Extracted records
══════

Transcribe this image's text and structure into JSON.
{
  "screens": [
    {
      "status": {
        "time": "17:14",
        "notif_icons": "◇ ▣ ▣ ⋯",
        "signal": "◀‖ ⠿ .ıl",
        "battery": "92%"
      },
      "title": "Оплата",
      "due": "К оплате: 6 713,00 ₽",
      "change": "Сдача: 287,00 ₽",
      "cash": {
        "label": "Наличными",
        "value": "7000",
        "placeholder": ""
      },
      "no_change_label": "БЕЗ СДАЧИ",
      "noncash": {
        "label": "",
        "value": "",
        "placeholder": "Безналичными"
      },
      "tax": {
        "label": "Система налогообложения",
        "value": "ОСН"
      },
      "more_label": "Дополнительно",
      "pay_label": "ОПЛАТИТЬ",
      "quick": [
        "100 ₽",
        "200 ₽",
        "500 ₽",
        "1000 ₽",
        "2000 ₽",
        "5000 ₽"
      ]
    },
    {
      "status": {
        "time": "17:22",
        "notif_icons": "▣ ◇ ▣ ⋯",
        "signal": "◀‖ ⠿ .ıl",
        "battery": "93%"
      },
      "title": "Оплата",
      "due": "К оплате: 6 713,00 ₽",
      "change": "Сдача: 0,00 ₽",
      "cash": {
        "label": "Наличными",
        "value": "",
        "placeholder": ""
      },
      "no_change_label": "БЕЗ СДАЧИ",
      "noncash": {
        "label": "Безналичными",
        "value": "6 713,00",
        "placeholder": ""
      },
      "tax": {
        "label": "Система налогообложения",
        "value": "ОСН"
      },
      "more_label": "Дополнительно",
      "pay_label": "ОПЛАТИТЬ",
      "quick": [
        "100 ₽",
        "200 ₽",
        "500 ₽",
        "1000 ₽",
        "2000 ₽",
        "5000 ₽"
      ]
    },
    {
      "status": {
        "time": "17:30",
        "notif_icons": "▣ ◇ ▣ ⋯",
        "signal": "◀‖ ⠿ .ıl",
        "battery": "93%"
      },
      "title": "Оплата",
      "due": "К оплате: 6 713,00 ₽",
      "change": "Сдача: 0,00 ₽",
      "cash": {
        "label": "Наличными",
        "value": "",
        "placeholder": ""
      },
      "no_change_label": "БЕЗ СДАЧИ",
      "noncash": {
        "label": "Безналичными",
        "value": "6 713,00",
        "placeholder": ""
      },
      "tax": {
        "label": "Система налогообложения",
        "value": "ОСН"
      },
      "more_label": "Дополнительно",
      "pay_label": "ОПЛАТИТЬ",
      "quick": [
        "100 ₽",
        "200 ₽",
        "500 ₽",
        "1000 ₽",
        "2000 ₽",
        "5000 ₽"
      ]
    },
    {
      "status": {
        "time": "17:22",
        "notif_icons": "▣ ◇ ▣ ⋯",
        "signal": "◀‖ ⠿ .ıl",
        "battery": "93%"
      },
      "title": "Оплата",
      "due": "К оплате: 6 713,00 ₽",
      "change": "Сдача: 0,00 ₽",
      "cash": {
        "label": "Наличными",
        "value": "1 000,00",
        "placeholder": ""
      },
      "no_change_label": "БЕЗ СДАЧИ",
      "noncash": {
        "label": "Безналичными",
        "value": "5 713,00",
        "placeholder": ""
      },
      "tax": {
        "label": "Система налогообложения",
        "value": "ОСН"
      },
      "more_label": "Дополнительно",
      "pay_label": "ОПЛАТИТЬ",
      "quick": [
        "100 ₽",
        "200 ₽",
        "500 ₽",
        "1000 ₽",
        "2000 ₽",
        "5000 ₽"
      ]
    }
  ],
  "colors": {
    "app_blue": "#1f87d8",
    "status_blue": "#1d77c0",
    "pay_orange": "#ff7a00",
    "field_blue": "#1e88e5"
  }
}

══════

▶ **Given problem**:
Retype the data exactly as given.

▶ **Full solution**:
Transcribe this image's text and structure into JSON.
{
  "screens": [
    {
      "status": {
        "time": "17:14",
        "notif_icons": "◇ ▣ ▣ ⋯",
        "signal": "◀‖ ⠿ .ıl",
        "battery": "92%"
      },
      "title": "Оплата",
      "due": "К оплате: 6 713,00 ₽",
      "change": "Сдача: 287,00 ₽",
      "cash": {
        "label": "Наличными",
        "value": "7000",
        "placeholder": ""
      },
      "no_change_label": "БЕЗ СДАЧИ",
      "noncash": {
        "label": "",
        "value": "",
        "placeholder": "Безналичными"
      },
      "tax": {
        "label": "Система налогообложения",
        "value": "ОСН"
      },
      "more_label": "Дополнительно",
      "pay_label": "ОПЛАТИТЬ",
      "quick": [
        "100 ₽",
        "200 ₽",
        "500 ₽",
        "1000 ₽",
        "2000 ₽",
        "5000 ₽"
      ]
    },
    {
      "status": {
        "time": "17:22",
        "notif_icons": "▣ ◇ ▣ ⋯",
        "signal": "◀‖ ⠿ .ıl",
        "battery": "93%"
      },
      "title": "Оплата",
      "due": "К оплате: 6 713,00 ₽",
      "change": "Сдача: 0,00 ₽",
      "cash": {
        "label": "Наличными",
        "value": "",
        "placeholder": ""
      },
      "no_change_label": "БЕЗ СДАЧИ",
      "noncash": {
        "label": "Безналичными",
        "value": "6 713,00",
        "placeholder": ""
      },
      "tax": {
        "label": "Система налогообложения",
        "value": "ОСН"
      },
      "more_label": "Дополнительно",
      "pay_label": "ОПЛАТИТЬ",
      "quick": [
        "100 ₽",
        "200 ₽",
        "500 ₽",
        "1000 ₽",
        "2000 ₽",
        "5000 ₽"
      ]
    },
    {
      "status": {
        "time": "17:30",
        "notif_icons": "▣ ◇ ▣ ⋯",
        "signal": "◀‖ ⠿ .ıl",
        "battery": "93%"
      },
      "title": "Оплата",
      "due": "К оплате: 6 713,00 ₽",
      "change": "Сдача: 0,00 ₽",
      "cash": {
        "label": "Наличными",
        "value": "",
        "placeholder": ""
      },
      "no_change_label": "БЕЗ СДАЧИ",
      "noncash": {
        "label": "Безналичными",
        "value": "6 713,00",
        "placeholder": ""
      },
      "tax": {
        "label": "Система налогообложения",
        "value": "ОСН"
      },
      "more_label": "Дополнительно",
      "pay_label": "ОПЛАТИТЬ",
      "quick": [
        "100 ₽",
        "200 ₽",
        "500 ₽",
        "1000 ₽",
        "2000 ₽",
        "5000 ₽"
      ]
    },
    {
      "status": {
        "time": "17:22",
        "notif_icons": "▣ ◇ ▣ ⋯",
        "signal": "◀‖ ⠿ .ıl",
        "battery": "93%"
      },
      "title": "Оплата",
      "due": "К оплате: 6 713,00 ₽",
      "change": "Сдача: 0,00 ₽",
      "cash": {
        "label": "Наличными",
        "value": "1 000,00",
        "placeholder": ""
      },
      "no_change_label": "БЕЗ СДАЧИ",
      "noncash": {
        "label": "Безналичными",
        "value": "5 713,00",
        "placeholder": ""
      },
      "tax": {
        "label": "Система налогообложения",
        "value": "ОСН"
      },
      "more_label": "Дополнительно",
      "pay_label": "ОПЛАТИТЬ",
      "quick": [
        "100 ₽",
        "200 ₽",
        "500 ₽",
        "1000 ₽",
        "2000 ₽",
        "5000 ₽"
      ]
    }
  ],
  "colors": {
    "app_blue": "#1f87d8",
    "status_blue": "#1d77c0",
    "pay_orange": "#ff7a00",
    "field_blue": "#1e88e5"
  }
}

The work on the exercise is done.